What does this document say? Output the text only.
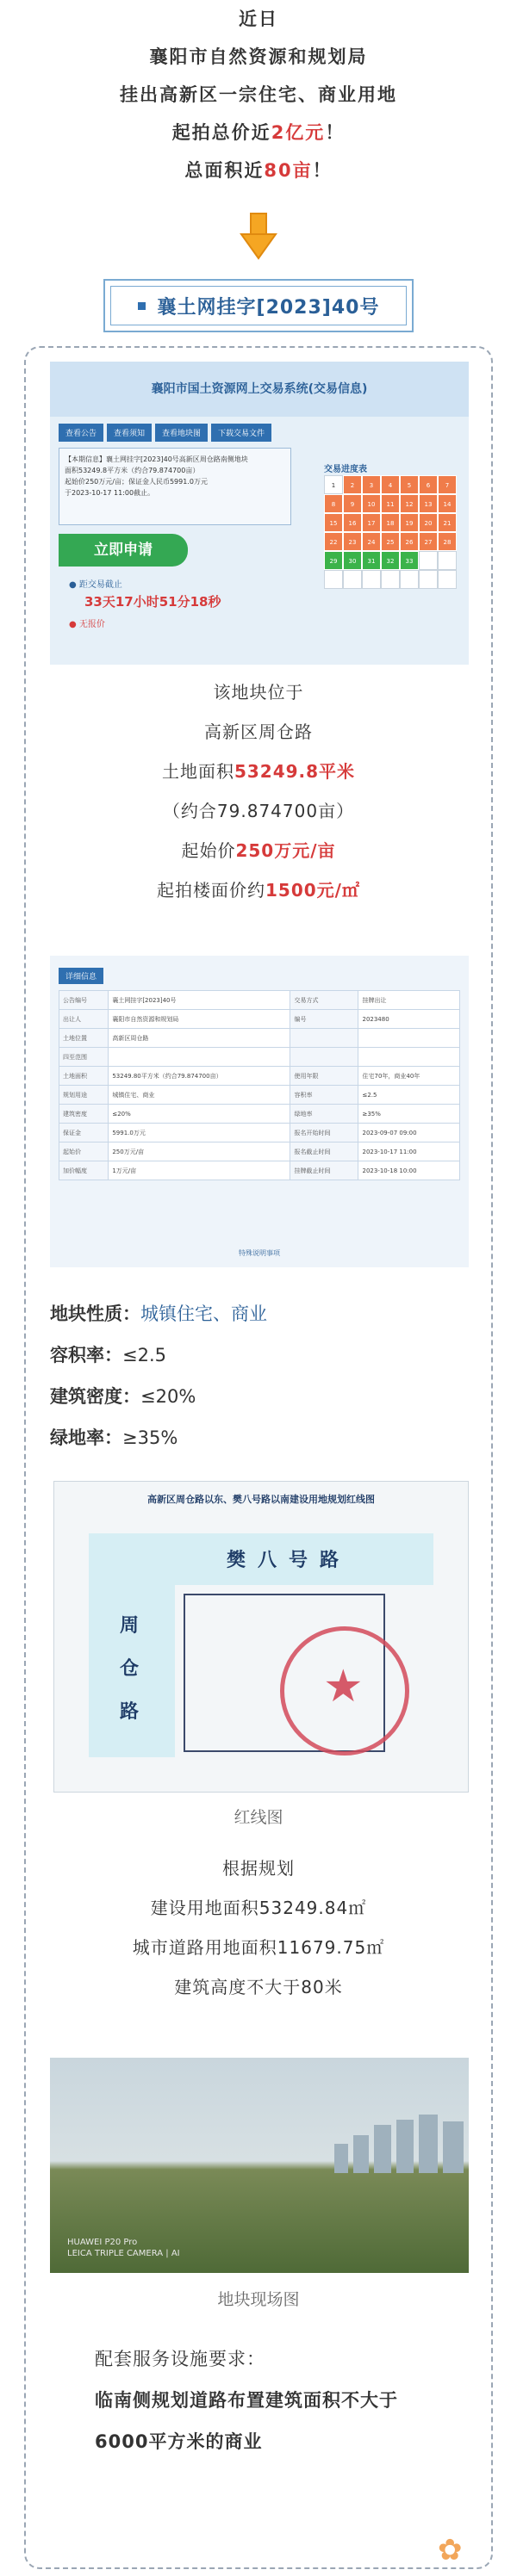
近日
襄阳市自然资源和规划局
挂出高新区一宗住宅、商业用地
起拍总价近2亿元！
总面积近80亩！
襄土网挂字[2023]40号
襄阳市国土资源网上交易系统(交易信息)
查看公告	查看须知	查看地块图	下载交易文件
【本期信息】襄土网挂字[2023]40号高新区周仓路南侧地块
面积53249.8平方米（约合79.874700亩）
起始价250万元/亩；保证金人民币5991.0万元
于2023-10-17 11:00截止。
立即申请
● 距交易截止
33天17小时51分18秒
● 无报价
交易进度表
1	2	3	4	5	6	7
8	9	10	11	12	13	14
15	16	17	18	19	20	21
22	23	24	25	26	27	28
29	30	31	32	33
该地块位于
高新区周仓路
土地面积53249.8平米
（约合79.874700亩）
起始价250万元/亩
起拍楼面价约1500元/㎡
详细信息
公告编号	襄土网挂字[2023]40号	交易方式	挂牌出让
出让人	襄阳市自然资源和规划局	编号	2023480
土地位置	高新区周仓路		
四至范围			
土地面积	53249.80平方米（约合79.874700亩）	使用年限	住宅70年，商业40年
规划用途	城镇住宅、商业	容积率	≤2.5
建筑密度	≤20%	绿地率	≥35%
保证金	5991.0万元	报名开始时间	2023-09-07 09:00
起始价	250万元/亩	报名截止时间	2023-10-17 11:00
加价幅度	1万元/亩	挂牌截止时间	2023-10-18 10:00
特殊说明事项
地块性质：城镇住宅、商业
容积率：≤2.5
建筑密度：≤20%
绿地率：≥35%
高新区周仓路以东、樊八号路以南建设用地规划红线图
樊八号路
周
仓
路	★
红线图
根据规划
建设用地面积53249.84㎡
城市道路用地面积11679.75㎡
建筑高度不大于80米
HUAWEI P20 Pro
LEICA TRIPLE CAMERA | AI
地块现场图
配套服务设施要求：
临南侧规划道路布置建筑面积不大于
6000平方米的商业
✿
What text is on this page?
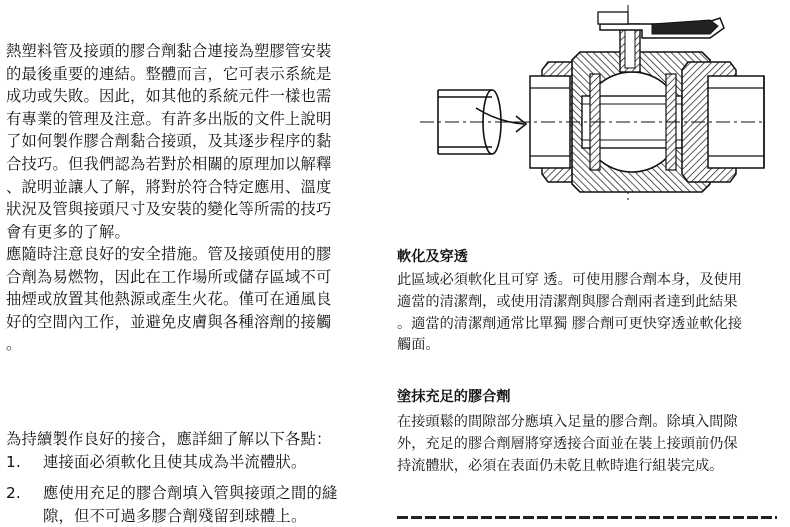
熱塑料管及接頭的膠合劑黏合連接為塑膠管安裝
的最後重要的連結。整體而言，它可表示系統是
成功或失敗。因此，如其他的系統元件一樣也需
有專業的管理及注意。有許多出版的文件上說明
了如何製作膠合劑黏合接頭，及其逐步程序的黏
合技巧。但我們認為若對於相關的原理加以解釋
、說明並讓人了解，將對於符合特定應用、溫度
狀況及管與接頭尺寸及安裝的變化等所需的技巧
會有更多的了解。
應隨時注意良好的安全措施。管及接頭使用的膠
合劑為易燃物，因此在工作場所或儲存區域不可
抽煙或放置其他熱源或產生火花。僅可在通風良
好的空間內工作，並避免皮膚與各種溶劑的接觸
。
為持續製作良好的接合，應詳細了解以下各點：
1. 連接面必須軟化且使其成為半流體狀。
2. 應使用充足的膠合劑填入管與接頭之間的縫
隙，但不可過多膠合劑殘留到球體上。
軟化及穿透
此區域必須軟化且可穿 透。可使用膠合劑本身，及使用
適當的清潔劑，或使用清潔劑與膠合劑兩者達到此結果
。適當的清潔劑通常比單獨 膠合劑可更快穿透並軟化接
觸面。
塗抹充足的膠合劑
在接頭鬆的間隙部分應填入足量的膠合劑。除填入間隙
外，充足的膠合劑層將穿透接合面並在裝上接頭前仍保
持流體狀，必須在表面仍未乾且軟時進行組裝完成。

- Problem statement
The material above holds pictures; copy everything else in it exactly.

- Right answer
What does this document say? Output the text only.
近日
襄阳市自然资源和规划局
挂出高新区一宗住宅、商业用地
起拍总价近2亿元！
总面积近80亩！
襄土网挂字[2023]40号
襄阳市国土资源网上交易系统(交易信息)
查看公告	查看须知	查看地块图	下载交易文件
【本期信息】襄土网挂字[2023]40号高新区周仓路南侧地块
面积53249.8平方米（约合79.874700亩）
起始价250万元/亩；保证金人民币5991.0万元
于2023-10-17 11:00截止。
立即申请
● 距交易截止
33天17小时51分18秒
● 无报价
交易进度表
1	2	3	4	5	6	7
8	9	10	11	12	13	14
15	16	17	18	19	20	21
22	23	24	25	26	27	28
29	30	31	32	33
该地块位于
高新区周仓路
土地面积53249.8平米
（约合79.874700亩）
起始价250万元/亩
起拍楼面价约1500元/㎡
详细信息
公告编号	襄土网挂字[2023]40号	交易方式	挂牌出让
出让人	襄阳市自然资源和规划局	编号	2023480
土地位置	高新区周仓路		
四至范围			
土地面积	53249.80平方米（约合79.874700亩）	使用年限	住宅70年，商业40年
规划用途	城镇住宅、商业	容积率	≤2.5
建筑密度	≤20%	绿地率	≥35%
保证金	5991.0万元	报名开始时间	2023-09-07 09:00
起始价	250万元/亩	报名截止时间	2023-10-17 11:00
加价幅度	1万元/亩	挂牌截止时间	2023-10-18 10:00
特殊说明事项
地块性质：城镇住宅、商业
容积率：≤2.5
建筑密度：≤20%
绿地率：≥35%
高新区周仓路以东、樊八号路以南建设用地规划红线图
樊八号路
周
仓
路	★
红线图
根据规划
建设用地面积53249.84㎡
城市道路用地面积11679.75㎡
建筑高度不大于80米
HUAWEI P20 Pro
LEICA TRIPLE CAMERA | AI
地块现场图
配套服务设施要求：
临南侧规划道路布置建筑面积不大于
6000平方米的商业
✿
What text is on this page?
熱塑料管及接頭的膠合劑黏合連接為塑膠管安裝
的最後重要的連結。整體而言，它可表示系統是
成功或失敗。因此，如其他的系統元件一樣也需
有專業的管理及注意。有許多出版的文件上說明
了如何製作膠合劑黏合接頭，及其逐步程序的黏
合技巧。但我們認為若對於相關的原理加以解釋
、說明並讓人了解，將對於符合特定應用、溫度
狀況及管與接頭尺寸及安裝的變化等所需的技巧
會有更多的了解。
應隨時注意良好的安全措施。管及接頭使用的膠
合劑為易燃物，因此在工作場所或儲存區域不可
抽煙或放置其他熱源或產生火花。僅可在通風良
好的空間內工作，並避免皮膚與各種溶劑的接觸
。
為持續製作良好的接合，應詳細了解以下各點：
1. 連接面必須軟化且使其成為半流體狀。
2. 應使用充足的膠合劑填入管與接頭之間的縫
隙，但不可過多膠合劑殘留到球體上。
軟化及穿透
此區域必須軟化且可穿 透。可使用膠合劑本身，及使用
適當的清潔劑，或使用清潔劑與膠合劑兩者達到此結果
。適當的清潔劑通常比單獨 膠合劑可更快穿透並軟化接
觸面。
塗抹充足的膠合劑
在接頭鬆的間隙部分應填入足量的膠合劑。除填入間隙
外，充足的膠合劑層將穿透接合面並在裝上接頭前仍保
持流體狀，必須在表面仍未乾且軟時進行組裝完成。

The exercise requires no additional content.